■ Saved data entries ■
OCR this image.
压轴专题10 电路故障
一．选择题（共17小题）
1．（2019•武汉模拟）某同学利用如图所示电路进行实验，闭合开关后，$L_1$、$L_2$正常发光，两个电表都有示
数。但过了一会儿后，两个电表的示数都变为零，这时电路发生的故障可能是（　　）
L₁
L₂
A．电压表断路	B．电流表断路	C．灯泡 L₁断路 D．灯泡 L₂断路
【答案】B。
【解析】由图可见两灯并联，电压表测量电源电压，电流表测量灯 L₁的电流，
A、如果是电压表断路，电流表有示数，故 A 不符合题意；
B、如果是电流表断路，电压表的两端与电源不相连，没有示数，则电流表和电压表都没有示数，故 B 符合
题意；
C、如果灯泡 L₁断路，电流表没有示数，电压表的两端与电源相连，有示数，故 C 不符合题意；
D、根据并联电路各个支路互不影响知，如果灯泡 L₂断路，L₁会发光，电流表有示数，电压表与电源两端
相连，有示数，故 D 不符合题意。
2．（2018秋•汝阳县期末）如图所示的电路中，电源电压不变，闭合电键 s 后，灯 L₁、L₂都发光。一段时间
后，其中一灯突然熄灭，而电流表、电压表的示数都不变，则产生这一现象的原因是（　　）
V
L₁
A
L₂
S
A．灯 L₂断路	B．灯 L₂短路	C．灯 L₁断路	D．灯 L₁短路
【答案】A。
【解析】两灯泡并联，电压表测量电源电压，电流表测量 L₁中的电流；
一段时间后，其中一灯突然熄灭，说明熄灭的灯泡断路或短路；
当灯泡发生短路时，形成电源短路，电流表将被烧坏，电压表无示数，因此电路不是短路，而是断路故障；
...
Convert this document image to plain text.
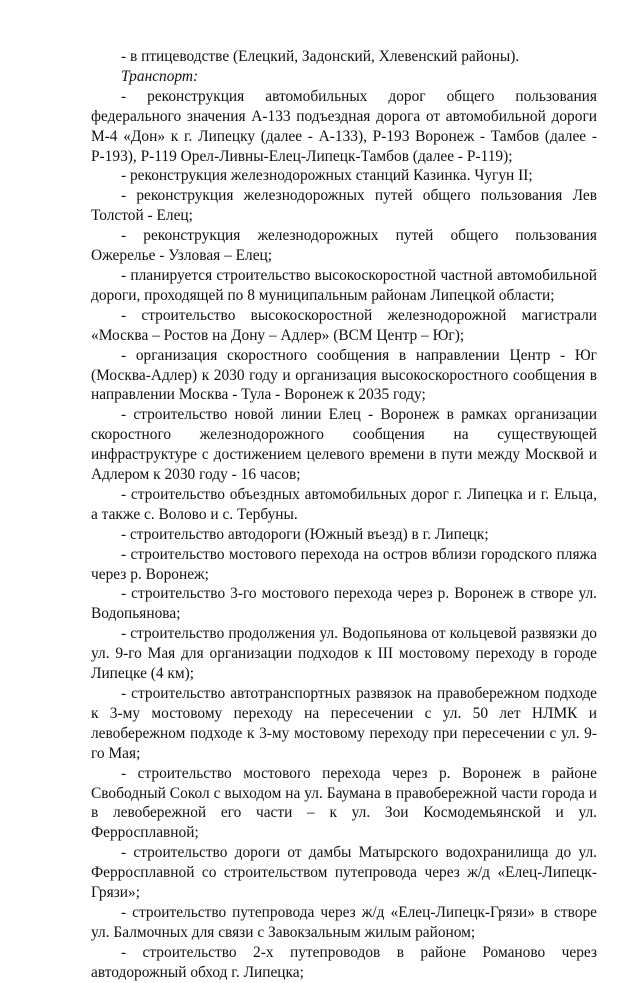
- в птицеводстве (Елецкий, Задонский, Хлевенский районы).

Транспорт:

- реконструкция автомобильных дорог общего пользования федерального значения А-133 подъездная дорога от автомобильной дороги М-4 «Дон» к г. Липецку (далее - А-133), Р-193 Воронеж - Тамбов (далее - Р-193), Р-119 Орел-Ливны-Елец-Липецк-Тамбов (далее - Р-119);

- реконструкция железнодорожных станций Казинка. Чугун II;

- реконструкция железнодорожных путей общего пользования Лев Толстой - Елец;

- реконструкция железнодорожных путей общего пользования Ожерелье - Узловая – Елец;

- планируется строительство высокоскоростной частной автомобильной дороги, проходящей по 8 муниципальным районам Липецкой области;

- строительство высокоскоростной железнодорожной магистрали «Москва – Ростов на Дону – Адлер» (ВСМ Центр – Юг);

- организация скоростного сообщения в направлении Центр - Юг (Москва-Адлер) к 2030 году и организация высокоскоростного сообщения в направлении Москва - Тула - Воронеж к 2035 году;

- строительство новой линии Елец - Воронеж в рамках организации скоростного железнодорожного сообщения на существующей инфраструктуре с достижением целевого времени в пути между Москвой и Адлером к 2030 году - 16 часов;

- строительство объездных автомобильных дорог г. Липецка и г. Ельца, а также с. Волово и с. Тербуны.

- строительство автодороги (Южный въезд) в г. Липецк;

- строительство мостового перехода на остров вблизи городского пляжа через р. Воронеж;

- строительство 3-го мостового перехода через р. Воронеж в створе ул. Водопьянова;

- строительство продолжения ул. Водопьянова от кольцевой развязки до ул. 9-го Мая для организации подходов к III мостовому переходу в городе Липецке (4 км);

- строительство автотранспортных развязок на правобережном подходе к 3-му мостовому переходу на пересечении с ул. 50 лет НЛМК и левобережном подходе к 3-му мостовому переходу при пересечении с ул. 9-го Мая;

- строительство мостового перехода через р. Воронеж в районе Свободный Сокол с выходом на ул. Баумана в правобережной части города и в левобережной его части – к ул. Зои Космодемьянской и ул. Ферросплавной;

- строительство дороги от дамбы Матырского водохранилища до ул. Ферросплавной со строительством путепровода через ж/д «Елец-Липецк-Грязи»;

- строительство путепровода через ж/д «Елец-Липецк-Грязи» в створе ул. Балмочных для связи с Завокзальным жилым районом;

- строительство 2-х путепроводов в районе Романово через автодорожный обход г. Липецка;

■ To do ■
Copy out every line that includes the word "其中一灯突然熄灭".

■ Solution to this task ■
后，其中一灯突然熄灭，而电流表、电压表的示数都不变，则产生这一现象的原因是（　　）
一段时间后，其中一灯突然熄灭，说明熄灭的灯泡断路或短路；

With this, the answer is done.